Figure collection entries:
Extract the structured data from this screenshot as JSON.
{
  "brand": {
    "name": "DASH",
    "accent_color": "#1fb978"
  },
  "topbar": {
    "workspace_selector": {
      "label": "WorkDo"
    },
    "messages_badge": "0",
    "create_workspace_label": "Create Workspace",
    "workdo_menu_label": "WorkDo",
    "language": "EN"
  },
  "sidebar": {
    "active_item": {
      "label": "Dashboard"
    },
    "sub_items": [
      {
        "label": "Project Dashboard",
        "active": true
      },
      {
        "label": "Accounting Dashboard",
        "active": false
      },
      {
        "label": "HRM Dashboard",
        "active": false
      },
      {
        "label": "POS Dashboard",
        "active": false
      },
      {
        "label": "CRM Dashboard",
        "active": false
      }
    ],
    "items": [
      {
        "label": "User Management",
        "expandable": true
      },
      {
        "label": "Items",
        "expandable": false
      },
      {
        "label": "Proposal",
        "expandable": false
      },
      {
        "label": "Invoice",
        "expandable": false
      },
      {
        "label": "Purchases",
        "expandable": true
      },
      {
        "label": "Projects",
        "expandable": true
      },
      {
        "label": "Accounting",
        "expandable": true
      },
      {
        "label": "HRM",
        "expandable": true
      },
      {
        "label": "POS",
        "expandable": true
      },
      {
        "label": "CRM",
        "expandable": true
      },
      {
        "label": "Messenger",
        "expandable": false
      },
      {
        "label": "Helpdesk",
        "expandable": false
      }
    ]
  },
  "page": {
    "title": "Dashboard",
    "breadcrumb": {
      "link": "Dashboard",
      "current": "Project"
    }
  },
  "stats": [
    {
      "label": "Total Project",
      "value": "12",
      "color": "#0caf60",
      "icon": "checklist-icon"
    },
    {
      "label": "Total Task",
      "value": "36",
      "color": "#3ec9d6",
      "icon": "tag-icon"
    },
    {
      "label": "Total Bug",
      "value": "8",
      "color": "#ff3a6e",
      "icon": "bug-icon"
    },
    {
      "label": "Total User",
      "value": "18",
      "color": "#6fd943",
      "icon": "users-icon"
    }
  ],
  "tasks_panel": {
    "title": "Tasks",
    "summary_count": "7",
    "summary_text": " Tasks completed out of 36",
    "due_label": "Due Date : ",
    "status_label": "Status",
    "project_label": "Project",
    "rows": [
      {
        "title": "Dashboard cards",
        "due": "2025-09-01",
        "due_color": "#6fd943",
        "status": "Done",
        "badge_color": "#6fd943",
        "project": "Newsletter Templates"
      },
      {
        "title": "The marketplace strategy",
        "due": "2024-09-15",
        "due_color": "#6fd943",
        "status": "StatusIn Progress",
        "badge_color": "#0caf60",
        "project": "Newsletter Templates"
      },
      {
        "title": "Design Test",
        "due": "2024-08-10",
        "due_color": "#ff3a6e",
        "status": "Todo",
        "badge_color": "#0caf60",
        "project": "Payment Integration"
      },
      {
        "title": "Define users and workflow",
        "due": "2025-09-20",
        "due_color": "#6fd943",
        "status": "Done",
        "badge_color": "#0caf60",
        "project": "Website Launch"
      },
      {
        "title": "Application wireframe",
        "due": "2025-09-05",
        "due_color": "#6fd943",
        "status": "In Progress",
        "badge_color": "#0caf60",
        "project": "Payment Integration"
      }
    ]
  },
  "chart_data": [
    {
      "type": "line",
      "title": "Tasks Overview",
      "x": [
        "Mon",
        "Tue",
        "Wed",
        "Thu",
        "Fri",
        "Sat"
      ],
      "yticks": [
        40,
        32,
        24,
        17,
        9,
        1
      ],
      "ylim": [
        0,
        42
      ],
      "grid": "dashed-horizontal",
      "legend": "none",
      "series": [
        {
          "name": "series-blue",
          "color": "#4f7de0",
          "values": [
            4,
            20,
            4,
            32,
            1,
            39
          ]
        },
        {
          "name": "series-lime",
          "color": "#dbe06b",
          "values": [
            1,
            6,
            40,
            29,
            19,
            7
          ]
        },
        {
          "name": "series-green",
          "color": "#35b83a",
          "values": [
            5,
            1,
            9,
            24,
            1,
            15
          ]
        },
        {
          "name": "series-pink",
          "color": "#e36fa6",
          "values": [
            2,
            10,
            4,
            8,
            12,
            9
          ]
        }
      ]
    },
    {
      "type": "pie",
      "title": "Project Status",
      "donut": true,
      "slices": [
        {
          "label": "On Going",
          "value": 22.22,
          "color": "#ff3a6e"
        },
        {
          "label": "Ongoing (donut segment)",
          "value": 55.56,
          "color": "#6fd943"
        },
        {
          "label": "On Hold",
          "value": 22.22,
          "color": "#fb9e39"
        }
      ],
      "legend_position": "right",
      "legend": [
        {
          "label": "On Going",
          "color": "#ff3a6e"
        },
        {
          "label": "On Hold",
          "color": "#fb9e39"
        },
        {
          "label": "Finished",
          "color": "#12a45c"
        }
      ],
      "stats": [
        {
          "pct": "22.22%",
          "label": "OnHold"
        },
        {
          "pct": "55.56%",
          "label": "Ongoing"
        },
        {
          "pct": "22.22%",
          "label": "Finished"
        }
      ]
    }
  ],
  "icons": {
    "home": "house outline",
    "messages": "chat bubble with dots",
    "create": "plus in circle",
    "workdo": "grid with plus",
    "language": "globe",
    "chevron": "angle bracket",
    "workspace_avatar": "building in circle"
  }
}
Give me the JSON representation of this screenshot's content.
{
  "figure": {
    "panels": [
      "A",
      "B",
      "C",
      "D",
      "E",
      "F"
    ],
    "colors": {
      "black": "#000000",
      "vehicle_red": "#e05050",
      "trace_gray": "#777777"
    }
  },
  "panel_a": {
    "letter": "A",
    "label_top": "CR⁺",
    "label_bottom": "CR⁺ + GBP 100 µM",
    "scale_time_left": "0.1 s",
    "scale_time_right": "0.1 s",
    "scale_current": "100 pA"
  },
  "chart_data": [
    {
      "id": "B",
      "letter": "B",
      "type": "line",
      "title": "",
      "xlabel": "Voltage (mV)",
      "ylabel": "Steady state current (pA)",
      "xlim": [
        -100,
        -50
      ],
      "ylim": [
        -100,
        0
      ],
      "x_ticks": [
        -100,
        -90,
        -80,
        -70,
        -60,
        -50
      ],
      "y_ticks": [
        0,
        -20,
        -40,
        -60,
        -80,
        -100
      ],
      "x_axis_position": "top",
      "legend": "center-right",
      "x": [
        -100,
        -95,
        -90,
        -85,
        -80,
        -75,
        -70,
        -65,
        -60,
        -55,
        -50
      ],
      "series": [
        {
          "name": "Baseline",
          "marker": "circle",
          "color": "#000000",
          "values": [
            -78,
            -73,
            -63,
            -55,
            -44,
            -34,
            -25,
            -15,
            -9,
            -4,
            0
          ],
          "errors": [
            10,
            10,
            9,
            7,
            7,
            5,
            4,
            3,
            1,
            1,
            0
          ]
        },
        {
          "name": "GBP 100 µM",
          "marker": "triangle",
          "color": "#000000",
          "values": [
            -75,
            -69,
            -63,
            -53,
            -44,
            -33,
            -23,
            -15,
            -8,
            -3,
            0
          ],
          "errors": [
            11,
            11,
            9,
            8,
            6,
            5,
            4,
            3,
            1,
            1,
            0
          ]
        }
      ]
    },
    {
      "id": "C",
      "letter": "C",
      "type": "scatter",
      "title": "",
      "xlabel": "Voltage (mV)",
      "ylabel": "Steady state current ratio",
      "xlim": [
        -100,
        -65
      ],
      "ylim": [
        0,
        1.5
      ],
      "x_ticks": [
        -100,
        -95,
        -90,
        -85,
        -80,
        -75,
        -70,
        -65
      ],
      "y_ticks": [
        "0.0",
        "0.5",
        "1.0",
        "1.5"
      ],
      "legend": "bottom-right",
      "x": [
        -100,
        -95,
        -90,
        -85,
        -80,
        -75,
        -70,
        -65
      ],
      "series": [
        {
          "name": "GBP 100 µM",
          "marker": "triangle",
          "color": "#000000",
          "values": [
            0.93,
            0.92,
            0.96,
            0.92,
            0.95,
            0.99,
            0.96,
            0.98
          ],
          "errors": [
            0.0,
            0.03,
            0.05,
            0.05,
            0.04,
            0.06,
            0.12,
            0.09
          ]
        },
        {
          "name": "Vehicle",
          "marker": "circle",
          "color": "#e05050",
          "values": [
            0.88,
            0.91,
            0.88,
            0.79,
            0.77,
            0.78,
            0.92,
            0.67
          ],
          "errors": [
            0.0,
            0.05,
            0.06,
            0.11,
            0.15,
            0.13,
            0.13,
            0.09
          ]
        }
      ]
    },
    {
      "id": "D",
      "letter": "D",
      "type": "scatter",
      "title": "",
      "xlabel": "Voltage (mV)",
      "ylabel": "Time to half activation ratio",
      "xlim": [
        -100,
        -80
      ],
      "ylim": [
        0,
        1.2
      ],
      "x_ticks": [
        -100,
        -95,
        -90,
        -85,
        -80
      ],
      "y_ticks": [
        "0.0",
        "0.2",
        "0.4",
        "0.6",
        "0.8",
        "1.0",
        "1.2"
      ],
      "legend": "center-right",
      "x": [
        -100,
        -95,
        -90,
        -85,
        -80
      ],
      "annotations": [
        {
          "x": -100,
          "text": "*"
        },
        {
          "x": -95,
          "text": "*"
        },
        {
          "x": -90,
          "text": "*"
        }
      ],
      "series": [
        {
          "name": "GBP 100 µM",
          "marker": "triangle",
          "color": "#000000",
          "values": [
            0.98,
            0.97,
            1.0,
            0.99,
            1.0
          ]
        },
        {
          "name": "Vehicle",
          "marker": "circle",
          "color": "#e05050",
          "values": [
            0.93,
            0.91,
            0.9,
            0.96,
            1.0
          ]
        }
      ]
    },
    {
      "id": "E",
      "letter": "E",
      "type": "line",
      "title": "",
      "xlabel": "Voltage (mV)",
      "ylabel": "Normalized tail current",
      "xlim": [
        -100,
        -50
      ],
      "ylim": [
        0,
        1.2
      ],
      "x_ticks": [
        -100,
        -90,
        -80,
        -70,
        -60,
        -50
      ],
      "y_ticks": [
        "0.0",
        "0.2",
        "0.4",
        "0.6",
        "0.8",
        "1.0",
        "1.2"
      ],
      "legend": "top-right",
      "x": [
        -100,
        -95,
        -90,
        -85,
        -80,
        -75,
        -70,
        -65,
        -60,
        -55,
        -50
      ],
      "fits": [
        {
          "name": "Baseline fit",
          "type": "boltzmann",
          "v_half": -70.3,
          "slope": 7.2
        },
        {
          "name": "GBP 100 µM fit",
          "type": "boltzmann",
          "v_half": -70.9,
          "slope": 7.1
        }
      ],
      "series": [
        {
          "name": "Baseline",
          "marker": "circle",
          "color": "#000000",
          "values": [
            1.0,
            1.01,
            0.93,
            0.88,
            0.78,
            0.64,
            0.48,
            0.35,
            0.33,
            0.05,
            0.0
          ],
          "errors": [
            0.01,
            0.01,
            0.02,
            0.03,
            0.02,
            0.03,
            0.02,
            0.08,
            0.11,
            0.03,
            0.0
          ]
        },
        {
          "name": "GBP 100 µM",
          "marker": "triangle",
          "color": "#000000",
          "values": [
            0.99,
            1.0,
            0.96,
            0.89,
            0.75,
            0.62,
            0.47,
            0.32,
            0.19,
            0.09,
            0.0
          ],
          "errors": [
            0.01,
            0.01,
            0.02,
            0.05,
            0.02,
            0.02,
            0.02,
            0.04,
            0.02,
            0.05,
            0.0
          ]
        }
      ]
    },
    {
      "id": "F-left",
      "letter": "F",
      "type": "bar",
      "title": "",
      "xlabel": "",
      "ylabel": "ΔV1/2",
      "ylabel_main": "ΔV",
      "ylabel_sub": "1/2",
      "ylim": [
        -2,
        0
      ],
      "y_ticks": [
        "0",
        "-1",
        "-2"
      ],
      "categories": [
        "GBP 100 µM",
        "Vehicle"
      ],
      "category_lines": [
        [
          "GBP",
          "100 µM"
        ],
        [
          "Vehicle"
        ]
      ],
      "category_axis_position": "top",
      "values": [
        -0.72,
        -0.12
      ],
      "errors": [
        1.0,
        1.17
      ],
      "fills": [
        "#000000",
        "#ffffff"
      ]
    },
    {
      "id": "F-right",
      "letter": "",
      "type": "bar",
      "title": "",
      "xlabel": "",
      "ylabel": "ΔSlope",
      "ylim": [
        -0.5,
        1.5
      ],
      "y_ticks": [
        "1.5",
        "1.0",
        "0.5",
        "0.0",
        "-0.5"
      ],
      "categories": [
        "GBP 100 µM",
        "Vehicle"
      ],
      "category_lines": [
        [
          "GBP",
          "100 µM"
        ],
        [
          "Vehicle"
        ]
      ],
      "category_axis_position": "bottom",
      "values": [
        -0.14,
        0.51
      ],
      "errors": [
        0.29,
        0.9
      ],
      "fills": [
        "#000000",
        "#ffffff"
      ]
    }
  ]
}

Task statement:
Your task is to collect every line above that contains the word "donut".

Exercise solution:
      "donut": true,
          "label": "Ongoing (donut segment)",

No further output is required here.